▶ Short exercise: Present the data once more in exactly its original form.

▶ Rows:

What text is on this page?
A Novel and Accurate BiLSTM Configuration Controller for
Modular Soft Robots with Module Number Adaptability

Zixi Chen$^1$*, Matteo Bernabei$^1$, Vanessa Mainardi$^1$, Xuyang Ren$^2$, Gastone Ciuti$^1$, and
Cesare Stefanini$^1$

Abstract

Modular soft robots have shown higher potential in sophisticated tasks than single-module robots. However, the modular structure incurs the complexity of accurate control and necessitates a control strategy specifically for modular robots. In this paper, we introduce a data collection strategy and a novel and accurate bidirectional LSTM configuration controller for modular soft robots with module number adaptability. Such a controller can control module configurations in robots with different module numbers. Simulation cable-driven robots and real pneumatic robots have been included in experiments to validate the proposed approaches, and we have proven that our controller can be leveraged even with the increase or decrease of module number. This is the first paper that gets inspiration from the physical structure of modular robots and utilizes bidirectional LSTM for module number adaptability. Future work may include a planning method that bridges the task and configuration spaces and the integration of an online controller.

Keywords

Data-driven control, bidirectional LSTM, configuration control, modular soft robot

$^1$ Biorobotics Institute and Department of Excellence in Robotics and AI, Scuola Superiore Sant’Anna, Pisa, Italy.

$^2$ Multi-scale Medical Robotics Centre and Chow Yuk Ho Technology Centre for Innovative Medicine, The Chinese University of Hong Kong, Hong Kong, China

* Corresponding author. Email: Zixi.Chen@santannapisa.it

▶ Completed task:
What text is on this page?
A Novel and Accurate BiLSTM Configuration Controller for
Modular Soft Robots with Module Number Adaptability

Zixi Chen$^1$*, Matteo Bernabei$^1$, Vanessa Mainardi$^1$, Xuyang Ren$^2$, Gastone Ciuti$^1$, and
Cesare Stefanini$^1$

Abstract

Modular soft robots have shown higher potential in sophisticated tasks than single-module robots. However, the modular structure incurs the complexity of accurate control and necessitates a control strategy specifically for modular robots. In this paper, we introduce a data collection strategy and a novel and accurate bidirectional LSTM configuration controller for modular soft robots with module number adaptability. Such a controller can control module configurations in robots with different module numbers. Simulation cable-driven robots and real pneumatic robots have been included in experiments to validate the proposed approaches, and we have proven that our controller can be leveraged even with the increase or decrease of module number. This is the first paper that gets inspiration from the physical structure of modular robots and utilizes bidirectional LSTM for module number adaptability. Future work may include a planning method that bridges the task and configuration spaces and the integration of an online controller.

Keywords

Data-driven control, bidirectional LSTM, configuration control, modular soft robot

$^1$ Biorobotics Institute and Department of Excellence in Robotics and AI, Scuola Superiore Sant’Anna, Pisa, Italy.

$^2$ Multi-scale Medical Robotics Centre and Chow Yuk Ho Technology Centre for Innovative Medicine, The Chinese University of Hong Kong, Hong Kong, China

* Corresponding author. Email: Zixi.Chen@santannapisa.it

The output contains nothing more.